### Task to complete
All of the entries need to be written out again, exactly as they are.

── Records to use ──

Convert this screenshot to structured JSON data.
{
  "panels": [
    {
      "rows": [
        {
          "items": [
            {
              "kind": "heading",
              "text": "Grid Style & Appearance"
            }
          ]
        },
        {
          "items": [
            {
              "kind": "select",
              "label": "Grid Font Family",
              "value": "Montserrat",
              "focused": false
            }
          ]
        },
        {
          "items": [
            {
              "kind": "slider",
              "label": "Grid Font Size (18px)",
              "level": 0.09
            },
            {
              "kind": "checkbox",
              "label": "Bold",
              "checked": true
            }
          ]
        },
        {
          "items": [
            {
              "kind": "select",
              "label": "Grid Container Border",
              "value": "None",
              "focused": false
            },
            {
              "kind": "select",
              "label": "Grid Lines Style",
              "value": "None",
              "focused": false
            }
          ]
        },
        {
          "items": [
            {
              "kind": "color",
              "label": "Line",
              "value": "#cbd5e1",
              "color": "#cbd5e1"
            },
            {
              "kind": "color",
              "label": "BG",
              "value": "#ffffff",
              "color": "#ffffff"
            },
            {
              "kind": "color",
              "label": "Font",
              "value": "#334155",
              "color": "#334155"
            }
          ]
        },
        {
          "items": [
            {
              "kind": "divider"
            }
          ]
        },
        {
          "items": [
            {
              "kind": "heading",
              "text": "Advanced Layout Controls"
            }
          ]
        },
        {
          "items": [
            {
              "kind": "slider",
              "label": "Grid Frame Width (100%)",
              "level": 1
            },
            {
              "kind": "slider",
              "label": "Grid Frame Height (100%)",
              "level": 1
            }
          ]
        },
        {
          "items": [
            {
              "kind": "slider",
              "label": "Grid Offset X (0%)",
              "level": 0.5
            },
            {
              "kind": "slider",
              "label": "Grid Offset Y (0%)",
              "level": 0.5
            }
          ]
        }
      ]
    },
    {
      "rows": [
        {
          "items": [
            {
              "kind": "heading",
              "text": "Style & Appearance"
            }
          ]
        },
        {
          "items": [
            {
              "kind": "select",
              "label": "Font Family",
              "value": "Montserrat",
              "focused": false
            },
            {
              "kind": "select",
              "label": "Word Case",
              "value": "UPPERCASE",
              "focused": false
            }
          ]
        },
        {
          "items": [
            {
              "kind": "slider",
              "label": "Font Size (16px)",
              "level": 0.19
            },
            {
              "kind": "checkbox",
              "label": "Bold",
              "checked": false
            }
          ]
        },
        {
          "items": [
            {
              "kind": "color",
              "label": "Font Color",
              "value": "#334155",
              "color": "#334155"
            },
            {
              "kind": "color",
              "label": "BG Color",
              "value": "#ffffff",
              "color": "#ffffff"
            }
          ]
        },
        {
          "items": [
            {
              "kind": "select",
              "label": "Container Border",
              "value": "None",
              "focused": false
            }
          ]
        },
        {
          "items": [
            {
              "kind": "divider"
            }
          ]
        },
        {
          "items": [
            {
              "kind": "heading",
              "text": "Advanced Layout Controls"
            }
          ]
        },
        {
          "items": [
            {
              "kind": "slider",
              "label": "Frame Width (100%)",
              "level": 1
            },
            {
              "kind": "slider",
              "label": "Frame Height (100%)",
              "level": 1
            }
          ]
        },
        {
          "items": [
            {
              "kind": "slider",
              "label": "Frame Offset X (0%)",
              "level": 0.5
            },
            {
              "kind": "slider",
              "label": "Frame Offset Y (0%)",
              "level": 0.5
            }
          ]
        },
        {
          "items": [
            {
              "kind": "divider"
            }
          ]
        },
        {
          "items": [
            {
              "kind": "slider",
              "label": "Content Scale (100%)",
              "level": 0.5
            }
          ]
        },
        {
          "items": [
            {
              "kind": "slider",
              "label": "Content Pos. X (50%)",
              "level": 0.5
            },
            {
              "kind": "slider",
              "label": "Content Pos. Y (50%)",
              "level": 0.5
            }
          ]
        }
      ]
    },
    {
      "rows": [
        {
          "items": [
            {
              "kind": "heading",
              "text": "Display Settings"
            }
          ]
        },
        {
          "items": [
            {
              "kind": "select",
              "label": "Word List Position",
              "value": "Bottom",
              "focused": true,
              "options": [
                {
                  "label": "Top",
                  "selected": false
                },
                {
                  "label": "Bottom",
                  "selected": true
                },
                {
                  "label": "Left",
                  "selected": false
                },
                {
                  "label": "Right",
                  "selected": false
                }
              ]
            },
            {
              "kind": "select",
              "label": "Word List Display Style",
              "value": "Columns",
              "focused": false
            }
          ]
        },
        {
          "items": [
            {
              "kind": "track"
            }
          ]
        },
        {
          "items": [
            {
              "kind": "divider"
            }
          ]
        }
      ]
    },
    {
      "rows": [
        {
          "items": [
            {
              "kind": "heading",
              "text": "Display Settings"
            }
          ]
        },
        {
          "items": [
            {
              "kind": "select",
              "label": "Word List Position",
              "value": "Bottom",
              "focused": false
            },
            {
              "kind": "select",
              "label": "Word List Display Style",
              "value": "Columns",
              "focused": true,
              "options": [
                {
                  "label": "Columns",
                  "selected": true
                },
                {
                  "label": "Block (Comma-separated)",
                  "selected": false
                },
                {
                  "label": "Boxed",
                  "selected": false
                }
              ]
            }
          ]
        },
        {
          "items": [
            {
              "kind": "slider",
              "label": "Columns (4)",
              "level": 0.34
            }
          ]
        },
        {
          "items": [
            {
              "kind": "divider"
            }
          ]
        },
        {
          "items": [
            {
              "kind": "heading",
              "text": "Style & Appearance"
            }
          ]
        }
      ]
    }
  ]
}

───

### Worked solution
Convert this screenshot to structured JSON data.
{
  "panels": [
    {
      "rows": [
        {
          "items": [
            {
              "kind": "heading",
              "text": "Grid Style & Appearance"
            }
          ]
        },
        {
          "items": [
            {
              "kind": "select",
              "label": "Grid Font Family",
              "value": "Montserrat",
              "focused": false
            }
          ]
        },
        {
          "items": [
            {
              "kind": "slider",
              "label": "Grid Font Size (18px)",
              "level": 0.09
            },
            {
              "kind": "checkbox",
              "label": "Bold",
              "checked": true
            }
          ]
        },
        {
          "items": [
            {
              "kind": "select",
              "label": "Grid Container Border",
              "value": "None",
              "focused": false
            },
            {
              "kind": "select",
              "label": "Grid Lines Style",
              "value": "None",
              "focused": false
            }
          ]
        },
        {
          "items": [
            {
              "kind": "color",
              "label": "Line",
              "value": "#cbd5e1",
              "color": "#cbd5e1"
            },
            {
              "kind": "color",
              "label": "BG",
              "value": "#ffffff",
              "color": "#ffffff"
            },
            {
              "kind": "color",
              "label": "Font",
              "value": "#334155",
              "color": "#334155"
            }
          ]
        },
        {
          "items": [
            {
              "kind": "divider"
            }
          ]
        },
        {
          "items": [
            {
              "kind": "heading",
              "text": "Advanced Layout Controls"
            }
          ]
        },
        {
          "items": [
            {
              "kind": "slider",
              "label": "Grid Frame Width (100%)",
              "level": 1
            },
            {
              "kind": "slider",
              "label": "Grid Frame Height (100%)",
              "level": 1
            }
          ]
        },
        {
          "items": [
            {
              "kind": "slider",
              "label": "Grid Offset X (0%)",
              "level": 0.5
            },
            {
              "kind": "slider",
              "label": "Grid Offset Y (0%)",
              "level": 0.5
            }
          ]
        }
      ]
    },
    {
      "rows": [
        {
          "items": [
            {
              "kind": "heading",
              "text": "Style & Appearance"
            }
          ]
        },
        {
          "items": [
            {
              "kind": "select",
              "label": "Font Family",
              "value": "Montserrat",
              "focused": false
            },
            {
              "kind": "select",
              "label": "Word Case",
              "value": "UPPERCASE",
              "focused": false
            }
          ]
        },
        {
          "items": [
            {
              "kind": "slider",
              "label": "Font Size (16px)",
              "level": 0.19
            },
            {
              "kind": "checkbox",
              "label": "Bold",
              "checked": false
            }
          ]
        },
        {
          "items": [
            {
              "kind": "color",
              "label": "Font Color",
              "value": "#334155",
              "color": "#334155"
            },
            {
              "kind": "color",
              "label": "BG Color",
              "value": "#ffffff",
              "color": "#ffffff"
            }
          ]
        },
        {
          "items": [
            {
              "kind": "select",
              "label": "Container Border",
              "value": "None",
              "focused": false
            }
          ]
        },
        {
          "items": [
            {
              "kind": "divider"
            }
          ]
        },
        {
          "items": [
            {
              "kind": "heading",
              "text": "Advanced Layout Controls"
            }
          ]
        },
        {
          "items": [
            {
              "kind": "slider",
              "label": "Frame Width (100%)",
              "level": 1
            },
            {
              "kind": "slider",
              "label": "Frame Height (100%)",
              "level": 1
            }
          ]
        },
        {
          "items": [
            {
              "kind": "slider",
              "label": "Frame Offset X (0%)",
              "level": 0.5
            },
            {
              "kind": "slider",
              "label": "Frame Offset Y (0%)",
              "level": 0.5
            }
          ]
        },
        {
          "items": [
            {
              "kind": "divider"
            }
          ]
        },
        {
          "items": [
            {
              "kind": "slider",
              "label": "Content Scale (100%)",
              "level": 0.5
            }
          ]
        },
        {
          "items": [
            {
              "kind": "slider",
              "label": "Content Pos. X (50%)",
              "level": 0.5
            },
            {
              "kind": "slider",
              "label": "Content Pos. Y (50%)",
              "level": 0.5
            }
          ]
        }
      ]
    },
    {
      "rows": [
        {
          "items": [
            {
              "kind": "heading",
              "text": "Display Settings"
            }
          ]
        },
        {
          "items": [
            {
              "kind": "select",
              "label": "Word List Position",
              "value": "Bottom",
              "focused": true,
              "options": [
                {
                  "label": "Top",
                  "selected": false
                },
                {
                  "label": "Bottom",
                  "selected": true
                },
                {
                  "label": "Left",
                  "selected": false
                },
                {
                  "label": "Right",
                  "selected": false
                }
              ]
            },
            {
              "kind": "select",
              "label": "Word List Display Style",
              "value": "Columns",
              "focused": false
            }
          ]
        },
        {
          "items": [
            {
              "kind": "track"
            }
          ]
        },
        {
          "items": [
            {
              "kind": "divider"
            }
          ]
        }
      ]
    },
    {
      "rows": [
        {
          "items": [
            {
              "kind": "heading",
              "text": "Display Settings"
            }
          ]
        },
        {
          "items": [
            {
              "kind": "select",
              "label": "Word List Position",
              "value": "Bottom",
              "focused": false
            },
            {
              "kind": "select",
              "label": "Word List Display Style",
              "value": "Columns",
              "focused": true,
              "options": [
                {
                  "label": "Columns",
                  "selected": true
                },
                {
                  "label": "Block (Comma-separated)",
                  "selected": false
                },
                {
                  "label": "Boxed",
                  "selected": false
                }
              ]
            }
          ]
        },
        {
          "items": [
            {
              "kind": "slider",
              "label": "Columns (4)",
              "level": 0.34
            }
          ]
        },
        {
          "items": [
            {
              "kind": "divider"
            }
          ]
        },
        {
          "items": [
            {
              "kind": "heading",
              "text": "Style & Appearance"
            }
          ]
        }
      ]
    }
  ]
}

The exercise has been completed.